• _Exercise materials_:
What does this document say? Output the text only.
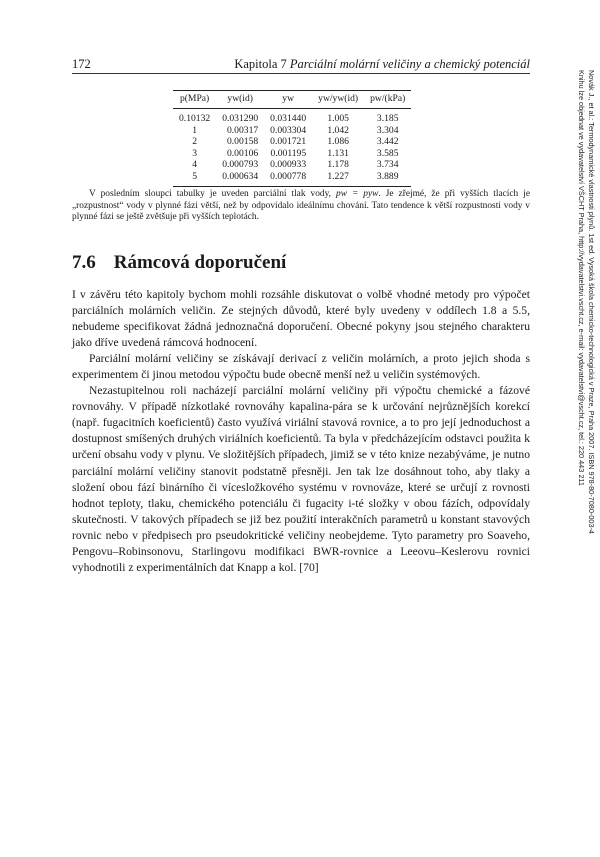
172	Kapitola 7 Parciální molární veličiny a chemický potenciál
p(MPa)	yw(id)	yw	yw/yw(id)	pw/(kPa)
0.10132	0.031290	0.031440	1.005	3.185
1	0.00317	0.003304	1.042	3.304
2	0.00158	0.001721	1.086	3.442
3	0.00106	0.001195	1.131	3.585
4	0.000793	0.000933	1.178	3.734
5	0.000634	0.000778	1.227	3.889
V posledním sloupci tabulky je uveden parciální tlak vody, pw = pyw. Je zřejmé, že při vyšších tlacích je „rozpustnost“ vody v plynné fázi větší, než by odpovídalo ideálnímu chování. Tato tendence k větší rozpustnosti vody v plynné fázi se ještě zvětšuje při vyšších teplotách.
7.6 Rámcová doporučení

I v závěru této kapitoly bychom mohli rozsáhle diskutovat o volbě vhodné metody pro výpočet parciálních molárních veličin. Ze stejných důvodů, které byly uvedeny v oddílech 1.8 a 5.5, nebudeme specifikovat žádná jednoznačná doporučení. Obecné pokyny jsou stejného charakteru jako dříve uvedená rámcová hodnocení.

Parciální molární veličiny se získávají derivací z veličin molárních, a proto jejich shoda s experimentem či jinou metodou výpočtu bude obecně menší než u veličin systémových.

Nezastupitelnou roli nacházejí parciální molární veličiny při výpočtu chemické a fázové rovnováhy. V případě nízkotlaké rovnováhy kapalina-pára se k určování nejrůznějších korekcí (např. fugacitních koeficientů) často využívá viriální stavová rovnice, a to pro její jednoduchost a dostupnost smíšených druhých viriálních koeficientů. Ta byla v předcházejícím odstavci použita k určení obsahu vody v plynu. Ve složitějších případech, jimiž se v této knize nezabýváme, je nutno parciální molární veličiny stanovit podstatně přesněji. Jen tak lze dosáhnout toho, aby tlaky a složení obou fází binárního či vícesložkového systému v rovnováze, které se určují z rovnosti hodnot teploty, tlaku, chemického potenciálu či fugacity i-té složky v obou fázích, odpovídaly skutečnosti. V takových případech se již bez použití interakčních parametrů u konstant stavových rovnic nebo v předpisech pro pseudokritické veličiny neobejdeme. Tyto parametry pro Soaveho, Pengovu–Robinsonovu, Starlingovu modifikaci BWR-rovnice a Leeovu–Keslerovu rovnici vyhodnotili z experimentálních dat Knapp a kol. [70]

Novák J., et al.: Termodynamické vlastnosti plynů. 1st ed. Vysoká škola chemicko-technologická v Praze, Praha 2007. ISBN 978-80-7080-003-4
Knihu lze objednat ve vydavatelství VŠCHT Praha, http://vydavatelstvi.vscht.cz, e-mail: vydavatelstvi@vscht.cz, tel.: 220 443 211
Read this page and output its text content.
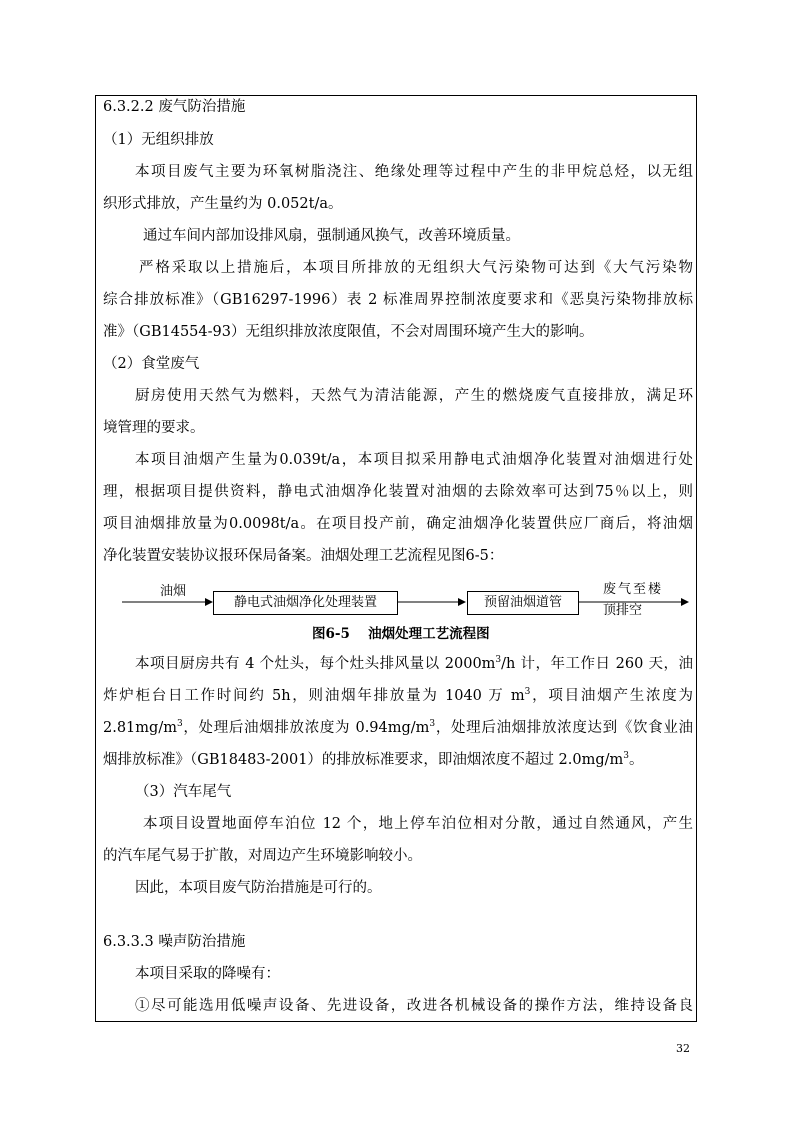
6.3.2.2 废气防治措施
（1）无组织排放
本项目废气主要为环氧树脂浇注、绝缘处理等过程中产生的非甲烷总烃，以无组
织形式排放，产生量约为 0.052t/a。
通过车间内部加设排风扇，强制通风换气，改善环境质量。
严格采取以上措施后，本项目所排放的无组织大气污染物可达到《大气污染物
综合排放标准》（GB16297-1996）表 2 标准周界控制浓度要求和《恶臭污染物排放标
准》（GB14554-93）无组织排放浓度限值，不会对周围环境产生大的影响。
（2）食堂废气
厨房使用天然气为燃料，天然气为清洁能源，产生的燃烧废气直接排放，满足环
境管理的要求。
本项目油烟产生量为0.039t/a，本项目拟采用静电式油烟净化装置对油烟进行处
理，根据项目提供资料，静电式油烟净化装置对油烟的去除效率可达到75％以上，则
项目油烟排放量为0.0098t/a。在项目投产前，确定油烟净化装置供应厂商后，将油烟
净化装置安装协议报环保局备案。油烟处理工艺流程见图6-5：
油烟
静电式油烟净化处理装置	预留油烟道管
废气至楼
顶排空
图6-5　 油烟处理工艺流程图
本项目厨房共有 4 个灶头，每个灶头排风量以 $2000m^3/h$ 计，年工作日 260 天，油
炸炉柜台日工作时间约 5h，则油烟年排放量为 1040 万 $m^3$，项目油烟产生浓度为
$2.81mg/m^3$，处理后油烟排放浓度为 $0.94mg/m^3$，处理后油烟排放浓度达到《饮食业油
烟排放标准》（GB18483-2001）的排放标准要求，即油烟浓度不超过 $2.0mg/m^3$。
（3）汽车尾气
本项目设置地面停车泊位 12 个，地上停车泊位相对分散，通过自然通风，产生
的汽车尾气易于扩散，对周边产生环境影响较小。
因此，本项目废气防治措施是可行的。
6.3.3.3 噪声防治措施
本项目采取的降噪有：
①尽可能选用低噪声设备、先进设备，改进各机械设备的操作方法，维持设备良
32
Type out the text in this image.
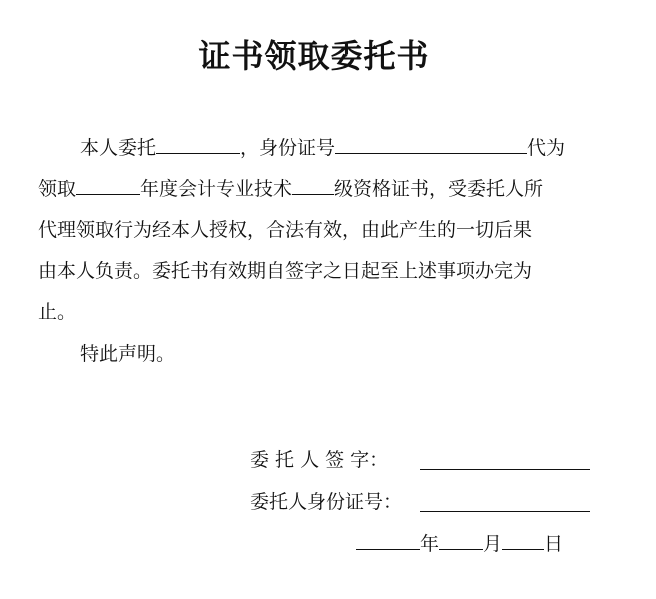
证书领取委托书
本人委托	，身份证号	代为
领取	年度会计专业技术 级资格证书，受委托人所
代理领取行为经本人授权，合法有效，由此产生的一切后果
由本人负责。委托书有效期自签字之日起至上述事项办完为
止。
特此声明。
委 托 人 签 字：
委托人身份证号：
年 月 日
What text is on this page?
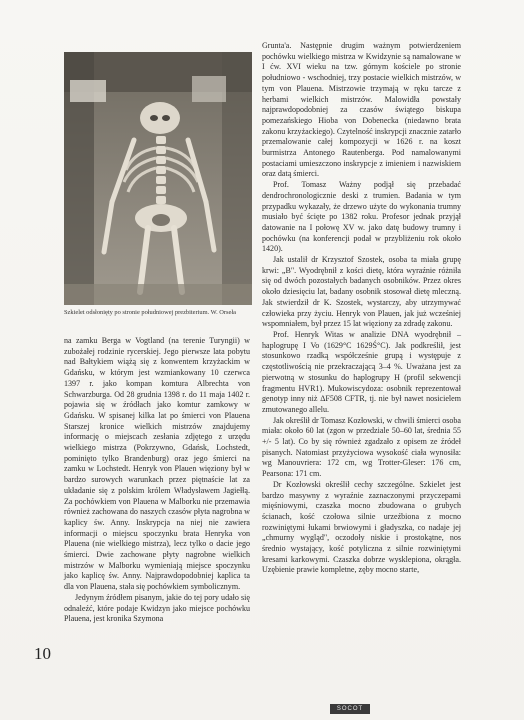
Szkielet odsłonięty po stronie południowej prezbiterium. W. Orseła

na zamku Berga w Vogtland (na terenie Turyngii) w zubożałej rodzinie rycerskiej. Jego pierwsze lata pobytu nad Bałtykiem wiążą się z konwentem krzyżackim w Gdańsku, w którym jest wzmiankowany 10 czerwca 1397 r. jako kompan komtura Albrechta von Schwarzburga. Od 28 grudnia 1398 r. do 11 maja 1402 r. pojawia się w źródłach jako komtur zamkowy w Gdańsku. W spisanej kilka lat po śmierci von Plauena Starszej kronice wielkich mistrzów znajdujemy informację o miejscach zesłania zdjętego z urzędu wielkiego mistrza (Pokrzywno, Gdańsk, Lochstedt, pominięto tylko Brandenburg) oraz jego śmierci na zamku w Lochstedt. Henryk von Plauen więziony był w bardzo surowych warunkach przez piętnaście lat za układanie się z polskim królem Władysławem Jagiełłą. Za pochówkiem von Plauena w Malborku nie przemawia również zachowana do naszych czasów płyta nagrobna w kaplicy św. Anny. Inskrypcja na niej nie zawiera informacji o miejscu spoczynku brata Henryka von Plauena (nie wielkiego mistrza), lecz tylko o dacie jego śmierci. Dwie zachowane płyty nagrobne wielkich mistrzów w Malborku wymieniają miejsce spoczynku jako kaplicę św. Anny. Najprawdopodobniej kaplica ta dla von Plauena, stała się pochówkiem symbolicznym.

Jedynym źródłem pisanym, jakie do tej pory udało się odnaleźć, które podaje Kwidzyn jako miejsce pochówku Plauena, jest kronika Szymona

Grunta'a. Następnie drugim ważnym potwierdzeniem pochówku wielkiego mistrza w Kwidzynie są namalowane w I ćw. XVI wieku na tzw. górnym kościele po stronie południowo - wschodniej, trzy postacie wielkich mistrzów, w tym von Plauena. Mistrzowie trzymają w ręku tarcze z herbami wielkich mistrzów. Malowidła powstały najprawdopodobniej za czasów świątego biskupa pomezańskiego Hioba von Dobenecka (niedawno brata zakonu krzyżackiego). Czytelność inskrypcji znacznie zatarło przemalowanie całej kompozycji w 1626 r. na koszt burmistrza Antonego Rautenberga. Pod namalowanymi postaciami umieszczono inskrypcje z imieniem i nazwiskiem oraz datą śmierci.

Prof. Tomasz Ważny podjął się przebadać dendrochronologicznie deski z trumien. Badania w tym przypadku wykazały, że drzewo użyte do wykonania trumny musiało być ścięte po 1382 roku. Profesor jednak przyjął datowanie na I połowę XV w. jako datę budowy trumny i pochówku (na konferencji podał w przybliżeniu rok około 1420).

Jak ustalił dr Krzysztof Szostek, osoba ta miała grupę krwi: „B". Wyodrębnił z kości dietę, która wyraźnie różniła się od dwóch pozostałych badanych osobników. Przez okres około dziesięciu lat, badany osobnik stosował dietę mleczną. Jak stwierdził dr K. Szostek, wystarczy, aby utrzymywać człowieka przy życiu. Henryk von Plauen, jak już wcześniej wspomniałem, był przez 15 lat więziony za zdradę zakonu.

Prof. Henryk Witas w analizie DNA wyodrębnił – haplogrupę I Vo (1629°C 1629Ś°C). Jak podkreślił, jest stosunkowo rzadką współcześnie grupą i występuje z częstotliwością nie przekraczającą 3–4 %. Uważana jest za pierwotną w stosunku do haplogrupy H (profil sekwencji fragmentu HVR1). Mukowiscydoza: osobnik reprezentował genotyp inny niż ΔF508 CFTR, tj. nie był nawet nosicielem zmutowanego allelu.

Jak określił dr Tomasz Kozłowski, w chwili śmierci osoba miała: około 60 lat (zgon w przedziale 50–60 lat, średnia 55 +/- 5 lat). Co by się również zgadzało z opisem ze źródeł pisanych. Natomiast przyżyciowa wysokość ciała wynosiła: wg Manouvriera: 172 cm, wg Trotter-Gleser: 176 cm, Pearsona: 171 cm.

Dr Kozłowski określił cechy szczególne. Szkielet jest bardzo masywny z wyraźnie zaznaczonymi przyczepami mięśniowymi, czaszka mocno zbudowana o grubych ścianach, kość czołowa silnie urzeźbiona z mocno rozwiniętymi łukami brwiowymi i gładyszka, co nadaje jej „chmurny wygląd", oczodoły niskie i prostokątne, nos średnio wystający, kość potyliczna z silnie rozwiniętymi kresami karkowymi. Czaszka dobrze wysklepiona, okrągła. Uzębienie prawie kompletne, zęby mocno starte,

10
SOCOT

• _Directions_:
Count how many lines above carry the word "Szkielet". Only the number is required.

• _Written solution_:
2